- [Input]:
* Begin *
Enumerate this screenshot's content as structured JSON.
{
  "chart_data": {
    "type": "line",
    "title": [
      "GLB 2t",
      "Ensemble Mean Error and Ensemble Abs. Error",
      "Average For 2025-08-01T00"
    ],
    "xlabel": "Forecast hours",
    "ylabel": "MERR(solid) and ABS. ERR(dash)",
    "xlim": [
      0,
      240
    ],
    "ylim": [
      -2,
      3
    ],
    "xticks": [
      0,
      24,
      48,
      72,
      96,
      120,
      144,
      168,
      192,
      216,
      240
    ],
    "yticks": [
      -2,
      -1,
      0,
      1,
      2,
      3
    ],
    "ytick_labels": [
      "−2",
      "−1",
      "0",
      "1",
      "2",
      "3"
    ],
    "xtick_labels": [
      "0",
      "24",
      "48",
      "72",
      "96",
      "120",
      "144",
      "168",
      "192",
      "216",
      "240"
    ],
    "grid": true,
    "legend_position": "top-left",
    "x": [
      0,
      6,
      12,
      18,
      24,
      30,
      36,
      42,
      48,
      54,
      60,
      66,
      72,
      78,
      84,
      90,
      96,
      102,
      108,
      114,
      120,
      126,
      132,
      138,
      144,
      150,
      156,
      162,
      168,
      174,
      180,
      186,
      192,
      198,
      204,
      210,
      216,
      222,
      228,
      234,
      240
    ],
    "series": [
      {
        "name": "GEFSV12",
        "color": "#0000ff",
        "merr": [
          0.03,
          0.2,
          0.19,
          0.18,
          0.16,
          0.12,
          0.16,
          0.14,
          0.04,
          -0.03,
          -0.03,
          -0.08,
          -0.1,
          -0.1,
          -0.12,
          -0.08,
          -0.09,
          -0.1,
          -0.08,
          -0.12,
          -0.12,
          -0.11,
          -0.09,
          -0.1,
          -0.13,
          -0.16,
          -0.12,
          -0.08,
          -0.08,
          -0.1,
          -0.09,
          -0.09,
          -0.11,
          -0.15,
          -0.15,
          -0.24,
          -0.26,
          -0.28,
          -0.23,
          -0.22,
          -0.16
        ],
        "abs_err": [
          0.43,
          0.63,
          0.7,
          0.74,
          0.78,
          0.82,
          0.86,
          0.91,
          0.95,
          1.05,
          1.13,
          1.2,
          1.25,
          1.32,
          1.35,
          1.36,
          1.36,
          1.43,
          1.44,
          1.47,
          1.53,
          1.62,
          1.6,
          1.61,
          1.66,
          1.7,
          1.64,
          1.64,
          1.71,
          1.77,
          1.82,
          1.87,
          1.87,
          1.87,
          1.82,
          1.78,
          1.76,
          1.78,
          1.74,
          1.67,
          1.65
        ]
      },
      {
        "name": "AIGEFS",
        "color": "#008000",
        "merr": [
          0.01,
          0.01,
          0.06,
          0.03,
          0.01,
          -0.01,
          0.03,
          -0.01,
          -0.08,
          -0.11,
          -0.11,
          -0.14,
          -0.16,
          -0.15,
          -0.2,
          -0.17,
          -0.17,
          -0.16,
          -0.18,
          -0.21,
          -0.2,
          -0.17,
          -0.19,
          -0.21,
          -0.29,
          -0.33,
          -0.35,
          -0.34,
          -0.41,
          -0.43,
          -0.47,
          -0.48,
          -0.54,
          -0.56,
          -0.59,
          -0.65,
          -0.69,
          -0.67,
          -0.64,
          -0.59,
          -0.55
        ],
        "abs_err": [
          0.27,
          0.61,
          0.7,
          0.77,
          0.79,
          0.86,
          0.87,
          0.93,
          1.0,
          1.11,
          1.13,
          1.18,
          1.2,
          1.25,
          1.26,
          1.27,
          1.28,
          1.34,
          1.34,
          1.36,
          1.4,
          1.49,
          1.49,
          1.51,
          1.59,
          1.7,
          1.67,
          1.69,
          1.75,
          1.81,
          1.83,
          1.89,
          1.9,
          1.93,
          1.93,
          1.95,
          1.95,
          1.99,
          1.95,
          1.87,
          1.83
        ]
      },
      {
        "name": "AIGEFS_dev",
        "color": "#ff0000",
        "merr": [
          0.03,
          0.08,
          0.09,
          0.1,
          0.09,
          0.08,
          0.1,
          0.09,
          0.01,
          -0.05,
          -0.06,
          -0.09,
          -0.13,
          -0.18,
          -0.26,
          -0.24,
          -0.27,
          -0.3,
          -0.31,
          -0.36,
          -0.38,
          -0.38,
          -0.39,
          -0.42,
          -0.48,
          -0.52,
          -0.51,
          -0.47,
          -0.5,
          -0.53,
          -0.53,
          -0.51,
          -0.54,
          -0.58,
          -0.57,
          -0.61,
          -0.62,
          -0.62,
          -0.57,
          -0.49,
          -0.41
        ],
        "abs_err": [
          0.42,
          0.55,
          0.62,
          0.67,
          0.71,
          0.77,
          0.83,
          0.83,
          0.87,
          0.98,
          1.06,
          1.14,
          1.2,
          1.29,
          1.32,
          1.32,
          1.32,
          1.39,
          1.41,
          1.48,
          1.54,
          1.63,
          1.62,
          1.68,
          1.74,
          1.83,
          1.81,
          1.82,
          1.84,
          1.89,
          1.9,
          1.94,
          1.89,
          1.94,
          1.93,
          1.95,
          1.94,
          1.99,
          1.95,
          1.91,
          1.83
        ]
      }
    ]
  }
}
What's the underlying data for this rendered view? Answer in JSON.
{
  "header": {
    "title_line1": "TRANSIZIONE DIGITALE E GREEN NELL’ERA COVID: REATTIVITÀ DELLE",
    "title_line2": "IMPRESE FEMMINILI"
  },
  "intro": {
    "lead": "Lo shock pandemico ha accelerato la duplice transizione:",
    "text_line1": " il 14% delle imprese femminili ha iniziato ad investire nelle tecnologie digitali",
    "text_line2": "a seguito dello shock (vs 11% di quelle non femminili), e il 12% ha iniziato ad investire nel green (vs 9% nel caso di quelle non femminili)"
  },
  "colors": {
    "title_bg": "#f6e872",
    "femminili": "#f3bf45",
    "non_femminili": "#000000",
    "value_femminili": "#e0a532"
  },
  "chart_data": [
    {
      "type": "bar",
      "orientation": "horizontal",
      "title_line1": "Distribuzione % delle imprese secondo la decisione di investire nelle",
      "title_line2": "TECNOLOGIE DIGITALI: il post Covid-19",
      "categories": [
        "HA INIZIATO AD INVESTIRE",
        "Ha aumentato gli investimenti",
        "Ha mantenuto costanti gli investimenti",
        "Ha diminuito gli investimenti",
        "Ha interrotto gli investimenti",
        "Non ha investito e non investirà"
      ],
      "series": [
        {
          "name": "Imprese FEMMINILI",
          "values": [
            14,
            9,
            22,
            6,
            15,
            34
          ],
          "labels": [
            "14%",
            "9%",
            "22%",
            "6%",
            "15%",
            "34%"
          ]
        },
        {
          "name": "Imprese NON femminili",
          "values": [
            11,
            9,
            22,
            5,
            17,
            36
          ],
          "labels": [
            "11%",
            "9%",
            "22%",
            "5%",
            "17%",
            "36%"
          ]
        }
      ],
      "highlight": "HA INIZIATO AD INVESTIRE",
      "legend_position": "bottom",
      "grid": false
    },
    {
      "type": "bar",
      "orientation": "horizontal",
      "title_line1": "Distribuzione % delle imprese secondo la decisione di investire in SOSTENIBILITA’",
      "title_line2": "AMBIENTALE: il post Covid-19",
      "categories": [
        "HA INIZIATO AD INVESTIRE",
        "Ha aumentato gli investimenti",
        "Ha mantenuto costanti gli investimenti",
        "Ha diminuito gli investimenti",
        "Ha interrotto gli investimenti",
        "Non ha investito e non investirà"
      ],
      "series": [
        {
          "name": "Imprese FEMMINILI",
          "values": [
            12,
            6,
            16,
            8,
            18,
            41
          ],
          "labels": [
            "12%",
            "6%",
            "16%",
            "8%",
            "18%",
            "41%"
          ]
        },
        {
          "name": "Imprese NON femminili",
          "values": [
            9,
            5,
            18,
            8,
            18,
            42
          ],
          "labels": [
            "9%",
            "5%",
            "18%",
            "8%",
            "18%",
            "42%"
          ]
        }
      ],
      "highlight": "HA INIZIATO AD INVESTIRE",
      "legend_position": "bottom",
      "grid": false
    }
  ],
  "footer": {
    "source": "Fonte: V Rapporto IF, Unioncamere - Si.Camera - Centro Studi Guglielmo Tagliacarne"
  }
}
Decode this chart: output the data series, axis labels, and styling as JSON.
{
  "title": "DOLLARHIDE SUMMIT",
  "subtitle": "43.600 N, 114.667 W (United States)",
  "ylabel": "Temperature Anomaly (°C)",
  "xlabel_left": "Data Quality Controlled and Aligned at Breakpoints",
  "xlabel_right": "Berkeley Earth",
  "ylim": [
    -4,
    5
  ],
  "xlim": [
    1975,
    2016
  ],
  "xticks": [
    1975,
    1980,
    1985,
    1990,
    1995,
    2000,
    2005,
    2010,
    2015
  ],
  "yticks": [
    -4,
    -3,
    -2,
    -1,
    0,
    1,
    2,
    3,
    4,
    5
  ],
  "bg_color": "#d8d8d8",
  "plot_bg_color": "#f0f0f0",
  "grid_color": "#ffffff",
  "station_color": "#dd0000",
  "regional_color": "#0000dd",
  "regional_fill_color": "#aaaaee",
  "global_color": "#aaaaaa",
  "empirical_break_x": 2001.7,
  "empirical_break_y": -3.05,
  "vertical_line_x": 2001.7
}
* End *
- [Aim of the task]: Using the records above, gather all lines where the string "nelle" is present.

- [Answer to the problem]:
    "text_line1": " il 14% delle imprese femminili ha iniziato ad investire nelle tecnologie digitali",
      "title_line1": "Distribuzione % delle imprese secondo la decisione di investire nelle",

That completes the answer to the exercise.